Look for "period" in the listing below. Gather each line that contains it.

--

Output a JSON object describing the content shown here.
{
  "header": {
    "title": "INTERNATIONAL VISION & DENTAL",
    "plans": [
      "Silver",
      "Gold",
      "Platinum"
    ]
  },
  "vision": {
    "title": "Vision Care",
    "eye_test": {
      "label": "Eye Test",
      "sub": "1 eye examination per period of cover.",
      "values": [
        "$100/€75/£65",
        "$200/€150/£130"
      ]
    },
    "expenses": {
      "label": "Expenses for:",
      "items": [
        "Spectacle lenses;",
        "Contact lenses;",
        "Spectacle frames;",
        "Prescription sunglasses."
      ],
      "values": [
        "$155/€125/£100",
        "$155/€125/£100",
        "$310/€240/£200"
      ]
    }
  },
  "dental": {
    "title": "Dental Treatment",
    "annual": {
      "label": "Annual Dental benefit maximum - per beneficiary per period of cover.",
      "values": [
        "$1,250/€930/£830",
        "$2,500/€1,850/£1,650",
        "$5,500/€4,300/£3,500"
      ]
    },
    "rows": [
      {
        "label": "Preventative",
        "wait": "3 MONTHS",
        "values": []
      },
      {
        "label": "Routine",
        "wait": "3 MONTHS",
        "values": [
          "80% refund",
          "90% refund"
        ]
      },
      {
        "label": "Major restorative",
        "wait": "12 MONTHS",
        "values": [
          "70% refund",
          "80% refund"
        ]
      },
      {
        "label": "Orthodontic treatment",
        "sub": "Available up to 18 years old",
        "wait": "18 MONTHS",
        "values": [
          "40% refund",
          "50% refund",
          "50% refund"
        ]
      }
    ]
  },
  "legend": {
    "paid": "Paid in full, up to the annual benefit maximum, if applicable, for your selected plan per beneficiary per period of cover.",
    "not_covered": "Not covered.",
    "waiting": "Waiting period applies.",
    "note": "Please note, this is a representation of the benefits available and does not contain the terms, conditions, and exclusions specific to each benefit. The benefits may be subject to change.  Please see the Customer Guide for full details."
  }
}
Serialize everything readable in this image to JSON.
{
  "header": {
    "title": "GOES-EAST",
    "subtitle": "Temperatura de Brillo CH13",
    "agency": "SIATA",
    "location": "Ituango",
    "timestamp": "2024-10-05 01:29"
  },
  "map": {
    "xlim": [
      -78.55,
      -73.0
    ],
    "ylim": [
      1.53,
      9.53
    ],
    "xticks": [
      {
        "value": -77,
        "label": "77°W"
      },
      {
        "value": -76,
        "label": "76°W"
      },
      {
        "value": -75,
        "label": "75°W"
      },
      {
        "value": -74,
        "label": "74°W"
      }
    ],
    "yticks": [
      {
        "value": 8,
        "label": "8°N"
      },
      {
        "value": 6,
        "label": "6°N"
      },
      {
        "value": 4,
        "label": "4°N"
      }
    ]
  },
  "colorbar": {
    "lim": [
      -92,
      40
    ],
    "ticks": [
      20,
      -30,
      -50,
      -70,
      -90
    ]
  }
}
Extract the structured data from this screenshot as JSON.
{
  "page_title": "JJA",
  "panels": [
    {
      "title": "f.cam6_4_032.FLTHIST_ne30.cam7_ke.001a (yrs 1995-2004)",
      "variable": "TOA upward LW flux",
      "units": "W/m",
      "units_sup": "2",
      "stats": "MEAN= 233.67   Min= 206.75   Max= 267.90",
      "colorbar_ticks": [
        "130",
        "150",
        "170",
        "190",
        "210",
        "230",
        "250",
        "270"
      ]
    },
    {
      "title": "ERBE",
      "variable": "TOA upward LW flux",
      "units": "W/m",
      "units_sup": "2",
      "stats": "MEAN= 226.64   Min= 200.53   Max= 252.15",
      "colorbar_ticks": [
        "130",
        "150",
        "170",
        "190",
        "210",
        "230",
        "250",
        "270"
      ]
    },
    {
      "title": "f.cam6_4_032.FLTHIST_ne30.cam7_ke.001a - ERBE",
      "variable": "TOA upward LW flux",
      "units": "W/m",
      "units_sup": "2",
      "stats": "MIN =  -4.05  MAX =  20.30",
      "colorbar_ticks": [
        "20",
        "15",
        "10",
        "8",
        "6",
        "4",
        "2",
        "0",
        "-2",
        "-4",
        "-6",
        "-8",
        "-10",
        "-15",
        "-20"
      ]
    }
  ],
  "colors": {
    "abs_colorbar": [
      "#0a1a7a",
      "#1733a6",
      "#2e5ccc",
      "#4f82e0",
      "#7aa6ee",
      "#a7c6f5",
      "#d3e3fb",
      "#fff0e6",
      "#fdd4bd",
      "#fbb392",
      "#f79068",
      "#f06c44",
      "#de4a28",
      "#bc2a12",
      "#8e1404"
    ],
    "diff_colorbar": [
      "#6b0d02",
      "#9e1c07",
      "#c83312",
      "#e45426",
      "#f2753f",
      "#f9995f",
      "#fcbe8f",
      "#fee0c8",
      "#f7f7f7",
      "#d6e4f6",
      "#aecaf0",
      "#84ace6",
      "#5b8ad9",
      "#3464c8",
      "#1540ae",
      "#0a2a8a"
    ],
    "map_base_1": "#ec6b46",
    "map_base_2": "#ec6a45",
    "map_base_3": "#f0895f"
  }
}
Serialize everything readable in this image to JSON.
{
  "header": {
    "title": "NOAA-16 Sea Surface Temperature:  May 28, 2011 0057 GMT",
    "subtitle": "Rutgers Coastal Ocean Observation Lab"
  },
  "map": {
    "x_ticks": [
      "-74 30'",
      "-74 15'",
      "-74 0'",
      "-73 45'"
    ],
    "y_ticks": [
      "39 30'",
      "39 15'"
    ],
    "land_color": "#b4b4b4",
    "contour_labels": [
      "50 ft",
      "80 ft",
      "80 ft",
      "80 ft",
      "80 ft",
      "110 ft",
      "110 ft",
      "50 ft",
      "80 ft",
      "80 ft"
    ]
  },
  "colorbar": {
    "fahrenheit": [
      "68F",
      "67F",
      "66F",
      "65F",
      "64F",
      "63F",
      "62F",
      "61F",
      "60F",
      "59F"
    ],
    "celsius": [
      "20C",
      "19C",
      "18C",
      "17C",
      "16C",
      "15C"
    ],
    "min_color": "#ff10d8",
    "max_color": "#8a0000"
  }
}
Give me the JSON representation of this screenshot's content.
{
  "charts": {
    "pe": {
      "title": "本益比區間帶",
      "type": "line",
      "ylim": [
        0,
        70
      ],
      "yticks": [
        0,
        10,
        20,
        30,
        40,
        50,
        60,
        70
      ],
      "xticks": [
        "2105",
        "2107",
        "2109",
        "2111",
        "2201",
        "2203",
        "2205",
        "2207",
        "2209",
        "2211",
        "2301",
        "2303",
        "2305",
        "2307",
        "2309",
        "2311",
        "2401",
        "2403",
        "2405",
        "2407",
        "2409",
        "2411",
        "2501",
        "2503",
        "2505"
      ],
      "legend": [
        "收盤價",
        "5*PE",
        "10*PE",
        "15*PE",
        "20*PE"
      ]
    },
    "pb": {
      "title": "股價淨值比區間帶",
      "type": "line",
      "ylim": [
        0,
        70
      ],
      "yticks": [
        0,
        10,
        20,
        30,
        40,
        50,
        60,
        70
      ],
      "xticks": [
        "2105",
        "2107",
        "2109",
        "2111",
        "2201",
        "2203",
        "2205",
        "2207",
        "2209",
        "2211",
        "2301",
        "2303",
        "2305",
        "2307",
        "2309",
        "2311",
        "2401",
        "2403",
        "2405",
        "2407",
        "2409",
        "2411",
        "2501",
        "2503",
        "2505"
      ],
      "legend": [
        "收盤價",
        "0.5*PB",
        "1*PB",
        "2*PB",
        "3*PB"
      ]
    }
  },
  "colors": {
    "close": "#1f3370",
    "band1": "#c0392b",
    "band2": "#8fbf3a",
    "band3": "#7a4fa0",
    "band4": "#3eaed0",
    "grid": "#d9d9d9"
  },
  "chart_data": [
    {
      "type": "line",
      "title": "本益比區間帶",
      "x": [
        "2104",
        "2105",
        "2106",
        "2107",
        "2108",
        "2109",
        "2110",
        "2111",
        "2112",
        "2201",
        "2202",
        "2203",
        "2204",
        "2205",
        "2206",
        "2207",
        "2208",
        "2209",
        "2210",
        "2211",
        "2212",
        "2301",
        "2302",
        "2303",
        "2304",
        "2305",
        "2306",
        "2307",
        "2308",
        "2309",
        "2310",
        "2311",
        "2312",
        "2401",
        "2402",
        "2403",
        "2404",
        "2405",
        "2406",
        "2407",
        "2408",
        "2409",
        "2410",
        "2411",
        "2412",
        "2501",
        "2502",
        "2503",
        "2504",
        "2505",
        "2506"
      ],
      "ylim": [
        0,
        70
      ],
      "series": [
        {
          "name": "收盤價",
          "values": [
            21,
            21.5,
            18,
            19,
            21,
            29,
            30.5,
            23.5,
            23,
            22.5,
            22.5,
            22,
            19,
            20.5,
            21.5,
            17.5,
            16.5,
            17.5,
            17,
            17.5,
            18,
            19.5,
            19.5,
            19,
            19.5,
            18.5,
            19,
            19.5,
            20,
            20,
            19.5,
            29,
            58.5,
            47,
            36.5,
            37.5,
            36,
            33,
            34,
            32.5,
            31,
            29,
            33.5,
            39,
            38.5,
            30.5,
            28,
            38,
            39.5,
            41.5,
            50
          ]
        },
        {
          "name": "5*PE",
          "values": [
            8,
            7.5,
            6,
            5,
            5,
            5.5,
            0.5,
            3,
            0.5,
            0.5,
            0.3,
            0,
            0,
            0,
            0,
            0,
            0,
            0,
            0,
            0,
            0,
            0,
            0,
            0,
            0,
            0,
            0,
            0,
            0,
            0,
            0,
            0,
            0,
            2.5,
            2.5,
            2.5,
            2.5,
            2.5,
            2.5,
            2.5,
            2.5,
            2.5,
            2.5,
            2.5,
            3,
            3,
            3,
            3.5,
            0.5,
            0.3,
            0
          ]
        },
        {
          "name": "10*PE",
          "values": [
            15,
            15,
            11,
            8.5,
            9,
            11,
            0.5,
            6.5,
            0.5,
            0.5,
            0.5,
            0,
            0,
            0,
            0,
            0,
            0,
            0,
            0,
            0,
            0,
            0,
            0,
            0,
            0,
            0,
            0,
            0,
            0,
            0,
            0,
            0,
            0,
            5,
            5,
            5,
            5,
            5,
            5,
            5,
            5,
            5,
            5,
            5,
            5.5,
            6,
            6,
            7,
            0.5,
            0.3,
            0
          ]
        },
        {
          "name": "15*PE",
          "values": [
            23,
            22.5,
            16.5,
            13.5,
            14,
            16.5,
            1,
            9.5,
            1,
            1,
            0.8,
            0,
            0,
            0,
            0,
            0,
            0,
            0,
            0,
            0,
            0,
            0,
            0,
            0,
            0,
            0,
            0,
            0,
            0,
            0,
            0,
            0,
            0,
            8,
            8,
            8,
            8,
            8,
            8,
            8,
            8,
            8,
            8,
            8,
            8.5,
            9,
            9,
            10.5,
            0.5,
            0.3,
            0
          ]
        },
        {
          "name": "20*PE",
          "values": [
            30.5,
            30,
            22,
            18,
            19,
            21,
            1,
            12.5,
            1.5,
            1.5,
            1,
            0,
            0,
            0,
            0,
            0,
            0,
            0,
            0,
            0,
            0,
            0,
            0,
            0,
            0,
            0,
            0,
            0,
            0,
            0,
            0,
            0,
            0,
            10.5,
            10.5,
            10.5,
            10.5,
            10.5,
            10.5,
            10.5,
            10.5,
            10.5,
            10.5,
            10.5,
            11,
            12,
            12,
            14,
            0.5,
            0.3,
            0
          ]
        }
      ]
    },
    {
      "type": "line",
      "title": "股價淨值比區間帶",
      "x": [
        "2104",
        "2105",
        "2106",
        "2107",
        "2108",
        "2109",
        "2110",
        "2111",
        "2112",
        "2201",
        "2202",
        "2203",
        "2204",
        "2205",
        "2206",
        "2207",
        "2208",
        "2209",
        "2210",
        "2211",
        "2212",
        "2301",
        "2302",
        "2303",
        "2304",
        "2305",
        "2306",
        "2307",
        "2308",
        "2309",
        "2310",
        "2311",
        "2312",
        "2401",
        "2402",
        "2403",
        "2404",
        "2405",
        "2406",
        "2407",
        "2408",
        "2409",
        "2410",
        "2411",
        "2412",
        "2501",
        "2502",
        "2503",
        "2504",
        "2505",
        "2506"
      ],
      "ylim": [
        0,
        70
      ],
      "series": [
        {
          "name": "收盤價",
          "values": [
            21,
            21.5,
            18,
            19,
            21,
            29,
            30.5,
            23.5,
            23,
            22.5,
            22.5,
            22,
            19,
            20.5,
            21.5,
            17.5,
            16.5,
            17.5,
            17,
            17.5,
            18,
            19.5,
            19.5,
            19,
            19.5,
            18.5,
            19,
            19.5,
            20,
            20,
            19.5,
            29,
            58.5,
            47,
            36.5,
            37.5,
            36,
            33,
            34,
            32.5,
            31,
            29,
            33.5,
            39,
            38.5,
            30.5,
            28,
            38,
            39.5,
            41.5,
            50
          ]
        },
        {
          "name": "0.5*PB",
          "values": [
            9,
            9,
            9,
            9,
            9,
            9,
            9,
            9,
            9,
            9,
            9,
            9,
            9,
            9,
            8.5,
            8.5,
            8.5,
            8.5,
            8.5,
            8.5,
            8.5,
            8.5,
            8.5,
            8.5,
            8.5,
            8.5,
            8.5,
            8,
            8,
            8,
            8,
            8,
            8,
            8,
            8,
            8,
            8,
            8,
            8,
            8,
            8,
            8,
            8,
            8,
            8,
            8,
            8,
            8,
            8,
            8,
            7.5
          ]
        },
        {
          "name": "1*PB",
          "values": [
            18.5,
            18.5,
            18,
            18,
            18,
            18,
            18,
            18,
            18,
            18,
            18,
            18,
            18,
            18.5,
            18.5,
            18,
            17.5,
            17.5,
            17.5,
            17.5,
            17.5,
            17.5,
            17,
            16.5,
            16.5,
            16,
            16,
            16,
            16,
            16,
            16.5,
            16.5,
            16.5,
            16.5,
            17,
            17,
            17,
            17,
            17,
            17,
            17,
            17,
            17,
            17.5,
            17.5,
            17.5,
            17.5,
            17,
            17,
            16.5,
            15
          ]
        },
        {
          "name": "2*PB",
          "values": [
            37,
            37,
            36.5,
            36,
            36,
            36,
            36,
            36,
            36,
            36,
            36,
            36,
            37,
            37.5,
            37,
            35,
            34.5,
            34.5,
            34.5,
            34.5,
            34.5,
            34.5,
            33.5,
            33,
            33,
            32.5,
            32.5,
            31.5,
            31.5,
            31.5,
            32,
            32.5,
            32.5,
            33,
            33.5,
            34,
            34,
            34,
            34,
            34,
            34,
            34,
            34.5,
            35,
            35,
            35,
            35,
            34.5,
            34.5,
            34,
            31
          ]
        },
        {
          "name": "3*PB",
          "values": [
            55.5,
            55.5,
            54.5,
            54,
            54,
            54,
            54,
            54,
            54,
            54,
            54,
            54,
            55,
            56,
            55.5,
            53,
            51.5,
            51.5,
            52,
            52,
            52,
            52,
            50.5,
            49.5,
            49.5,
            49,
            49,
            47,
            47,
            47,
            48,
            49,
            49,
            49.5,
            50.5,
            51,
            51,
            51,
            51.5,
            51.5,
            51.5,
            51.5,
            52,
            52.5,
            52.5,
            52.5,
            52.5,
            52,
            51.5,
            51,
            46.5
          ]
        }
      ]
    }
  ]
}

--

Exercise response –
      "sub": "1 eye examination per period of cover.",
      "label": "Annual Dental benefit maximum - per beneficiary per period of cover.",
    "paid": "Paid in full, up to the annual benefit maximum, if applicable, for your selected plan per beneficiary per period of cover.",
    "waiting": "Waiting period applies.",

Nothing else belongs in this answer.